In the listing that follows, count the lines holding the word "subtitle" and report only that number.

- [Extracted data]
-- Begin --

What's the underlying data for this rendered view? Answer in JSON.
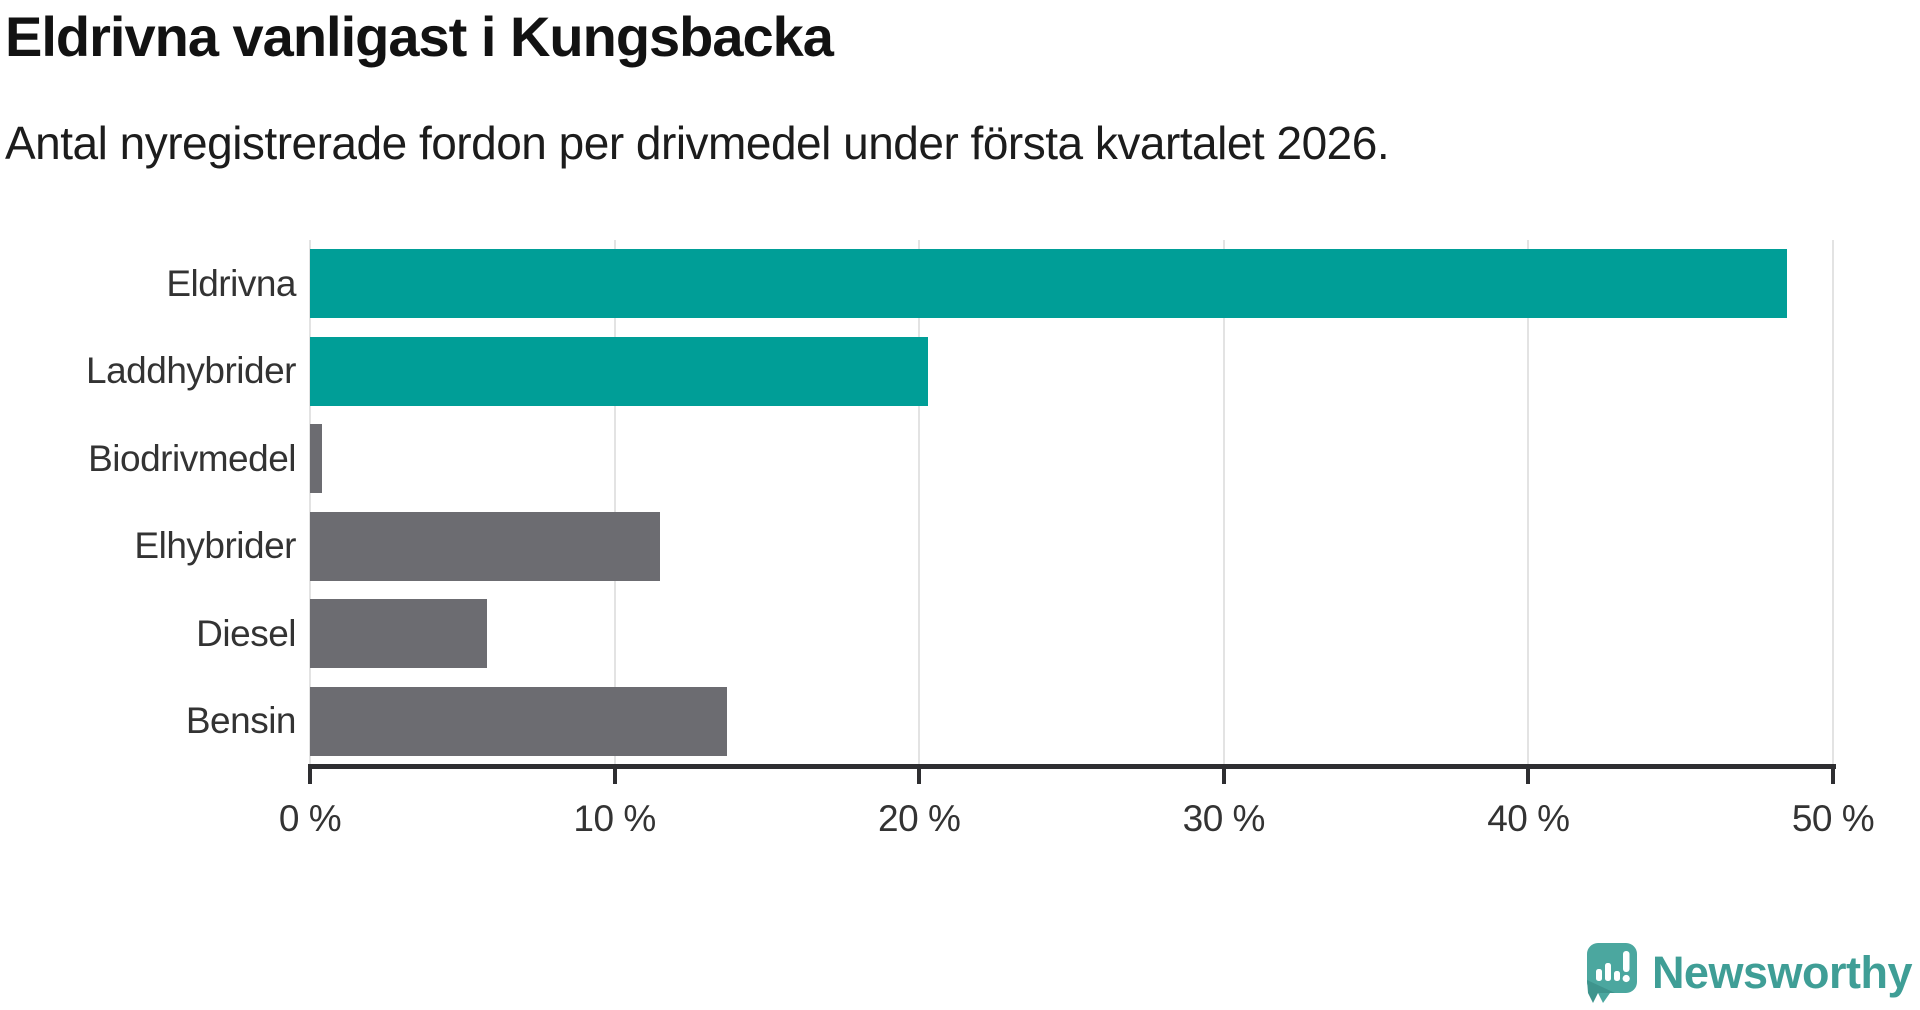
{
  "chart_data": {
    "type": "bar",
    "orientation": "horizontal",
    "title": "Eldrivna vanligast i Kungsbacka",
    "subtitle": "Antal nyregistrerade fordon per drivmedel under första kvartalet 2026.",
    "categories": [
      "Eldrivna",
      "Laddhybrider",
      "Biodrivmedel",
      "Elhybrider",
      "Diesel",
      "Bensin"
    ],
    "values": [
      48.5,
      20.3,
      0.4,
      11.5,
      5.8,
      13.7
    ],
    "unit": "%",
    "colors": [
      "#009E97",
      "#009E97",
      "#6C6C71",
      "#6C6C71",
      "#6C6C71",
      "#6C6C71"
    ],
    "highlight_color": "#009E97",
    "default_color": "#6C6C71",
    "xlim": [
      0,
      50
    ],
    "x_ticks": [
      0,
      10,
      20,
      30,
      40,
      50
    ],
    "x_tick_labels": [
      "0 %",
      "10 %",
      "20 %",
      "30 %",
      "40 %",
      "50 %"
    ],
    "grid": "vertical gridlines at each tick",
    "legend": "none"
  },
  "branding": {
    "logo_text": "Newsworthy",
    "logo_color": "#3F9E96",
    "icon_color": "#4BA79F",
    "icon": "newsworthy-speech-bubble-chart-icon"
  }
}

-- End --
-- Begin --

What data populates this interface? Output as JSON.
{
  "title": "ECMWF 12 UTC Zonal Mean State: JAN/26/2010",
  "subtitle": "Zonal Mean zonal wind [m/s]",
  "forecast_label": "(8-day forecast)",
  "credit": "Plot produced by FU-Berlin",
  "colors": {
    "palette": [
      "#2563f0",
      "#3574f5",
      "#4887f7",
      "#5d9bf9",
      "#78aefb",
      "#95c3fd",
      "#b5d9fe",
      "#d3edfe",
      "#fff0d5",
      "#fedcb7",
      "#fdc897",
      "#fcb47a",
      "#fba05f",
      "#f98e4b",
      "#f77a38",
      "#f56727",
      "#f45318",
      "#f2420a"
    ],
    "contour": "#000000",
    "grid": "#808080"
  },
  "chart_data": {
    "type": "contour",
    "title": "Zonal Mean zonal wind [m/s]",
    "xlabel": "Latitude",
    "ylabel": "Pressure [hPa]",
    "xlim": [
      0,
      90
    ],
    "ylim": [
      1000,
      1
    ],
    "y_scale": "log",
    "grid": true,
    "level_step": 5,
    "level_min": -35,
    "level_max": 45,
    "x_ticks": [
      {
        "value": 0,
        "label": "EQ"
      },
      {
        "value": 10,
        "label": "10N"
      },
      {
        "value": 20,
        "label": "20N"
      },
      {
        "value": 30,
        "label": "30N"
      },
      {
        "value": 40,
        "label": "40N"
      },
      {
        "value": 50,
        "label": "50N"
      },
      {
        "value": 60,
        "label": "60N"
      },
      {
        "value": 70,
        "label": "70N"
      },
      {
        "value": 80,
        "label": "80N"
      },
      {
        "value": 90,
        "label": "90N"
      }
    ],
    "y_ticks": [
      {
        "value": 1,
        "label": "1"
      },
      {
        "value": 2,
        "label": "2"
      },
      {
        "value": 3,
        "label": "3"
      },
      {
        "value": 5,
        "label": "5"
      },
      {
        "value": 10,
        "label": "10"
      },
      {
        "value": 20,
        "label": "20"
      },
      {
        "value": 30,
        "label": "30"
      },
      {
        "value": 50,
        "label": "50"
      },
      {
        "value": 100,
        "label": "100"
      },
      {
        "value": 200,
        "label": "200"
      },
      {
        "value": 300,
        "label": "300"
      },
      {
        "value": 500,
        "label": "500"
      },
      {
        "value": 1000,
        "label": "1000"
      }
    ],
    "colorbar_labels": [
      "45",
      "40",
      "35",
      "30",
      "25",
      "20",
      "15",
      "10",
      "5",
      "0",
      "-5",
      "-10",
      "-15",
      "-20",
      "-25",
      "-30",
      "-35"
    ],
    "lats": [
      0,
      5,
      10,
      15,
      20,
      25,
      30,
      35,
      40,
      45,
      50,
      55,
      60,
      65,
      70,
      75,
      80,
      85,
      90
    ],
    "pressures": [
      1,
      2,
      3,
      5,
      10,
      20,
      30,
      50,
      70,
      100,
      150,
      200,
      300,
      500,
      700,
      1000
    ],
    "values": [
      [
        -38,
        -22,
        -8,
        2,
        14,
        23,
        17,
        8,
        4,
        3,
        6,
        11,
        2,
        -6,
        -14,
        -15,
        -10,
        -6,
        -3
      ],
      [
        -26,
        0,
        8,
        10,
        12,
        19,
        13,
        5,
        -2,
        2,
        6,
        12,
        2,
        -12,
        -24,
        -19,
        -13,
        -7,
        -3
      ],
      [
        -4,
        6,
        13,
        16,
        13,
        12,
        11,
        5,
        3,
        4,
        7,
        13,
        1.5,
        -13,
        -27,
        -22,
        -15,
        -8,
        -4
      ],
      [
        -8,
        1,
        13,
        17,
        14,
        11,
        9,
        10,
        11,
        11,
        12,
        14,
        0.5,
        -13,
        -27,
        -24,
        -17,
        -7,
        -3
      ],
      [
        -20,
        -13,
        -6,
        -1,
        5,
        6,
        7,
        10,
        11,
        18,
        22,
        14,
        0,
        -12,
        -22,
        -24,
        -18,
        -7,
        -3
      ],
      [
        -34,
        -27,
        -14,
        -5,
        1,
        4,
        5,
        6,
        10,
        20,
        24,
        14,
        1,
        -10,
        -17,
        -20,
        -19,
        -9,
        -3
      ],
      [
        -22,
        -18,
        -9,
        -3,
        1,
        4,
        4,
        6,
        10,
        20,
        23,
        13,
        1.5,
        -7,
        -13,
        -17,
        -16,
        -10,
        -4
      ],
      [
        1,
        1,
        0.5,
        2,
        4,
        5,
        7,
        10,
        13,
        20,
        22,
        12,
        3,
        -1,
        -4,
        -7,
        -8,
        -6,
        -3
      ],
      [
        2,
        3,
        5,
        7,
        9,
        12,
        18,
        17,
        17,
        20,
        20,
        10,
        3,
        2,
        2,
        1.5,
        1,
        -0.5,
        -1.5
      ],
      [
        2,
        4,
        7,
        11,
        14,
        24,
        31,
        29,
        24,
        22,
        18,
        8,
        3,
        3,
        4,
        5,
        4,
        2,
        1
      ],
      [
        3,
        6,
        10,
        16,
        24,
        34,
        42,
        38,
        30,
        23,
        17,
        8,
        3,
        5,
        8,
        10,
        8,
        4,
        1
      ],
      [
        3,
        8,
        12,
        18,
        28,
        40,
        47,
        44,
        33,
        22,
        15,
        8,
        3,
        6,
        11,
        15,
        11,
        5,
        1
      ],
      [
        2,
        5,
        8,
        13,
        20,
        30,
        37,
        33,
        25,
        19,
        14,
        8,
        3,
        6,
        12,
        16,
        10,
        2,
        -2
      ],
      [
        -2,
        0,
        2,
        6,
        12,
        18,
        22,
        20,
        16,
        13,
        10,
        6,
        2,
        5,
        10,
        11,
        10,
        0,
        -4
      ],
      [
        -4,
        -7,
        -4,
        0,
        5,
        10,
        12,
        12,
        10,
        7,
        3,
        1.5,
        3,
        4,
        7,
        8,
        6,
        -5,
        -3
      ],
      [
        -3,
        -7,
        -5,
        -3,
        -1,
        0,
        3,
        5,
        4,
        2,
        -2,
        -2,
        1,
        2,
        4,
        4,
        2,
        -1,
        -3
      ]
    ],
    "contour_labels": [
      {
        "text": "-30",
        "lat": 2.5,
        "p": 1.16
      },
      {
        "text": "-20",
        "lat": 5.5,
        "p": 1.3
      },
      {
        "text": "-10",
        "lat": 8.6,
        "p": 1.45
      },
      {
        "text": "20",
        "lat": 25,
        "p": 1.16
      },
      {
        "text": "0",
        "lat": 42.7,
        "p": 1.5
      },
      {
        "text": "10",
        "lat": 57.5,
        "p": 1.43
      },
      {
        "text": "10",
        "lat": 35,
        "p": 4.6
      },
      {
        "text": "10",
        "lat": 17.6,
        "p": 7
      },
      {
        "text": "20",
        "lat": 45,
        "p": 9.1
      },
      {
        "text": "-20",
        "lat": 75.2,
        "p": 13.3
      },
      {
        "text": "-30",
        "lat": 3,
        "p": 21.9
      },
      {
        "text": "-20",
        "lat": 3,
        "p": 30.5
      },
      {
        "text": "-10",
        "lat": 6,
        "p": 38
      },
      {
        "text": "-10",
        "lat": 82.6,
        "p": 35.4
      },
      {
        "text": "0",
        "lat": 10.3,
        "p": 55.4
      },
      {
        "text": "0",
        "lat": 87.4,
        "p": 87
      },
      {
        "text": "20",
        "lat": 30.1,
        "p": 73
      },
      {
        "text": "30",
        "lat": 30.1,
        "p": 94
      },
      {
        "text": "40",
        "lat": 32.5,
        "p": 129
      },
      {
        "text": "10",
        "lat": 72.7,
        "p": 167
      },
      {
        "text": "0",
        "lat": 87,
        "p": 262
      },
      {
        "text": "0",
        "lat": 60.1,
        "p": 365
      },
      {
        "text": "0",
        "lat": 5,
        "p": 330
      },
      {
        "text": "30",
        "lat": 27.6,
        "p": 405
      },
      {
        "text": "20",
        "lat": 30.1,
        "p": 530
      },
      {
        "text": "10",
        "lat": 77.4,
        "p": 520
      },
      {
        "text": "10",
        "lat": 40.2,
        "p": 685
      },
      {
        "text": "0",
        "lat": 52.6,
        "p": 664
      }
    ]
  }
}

-- End --

- [Response] 2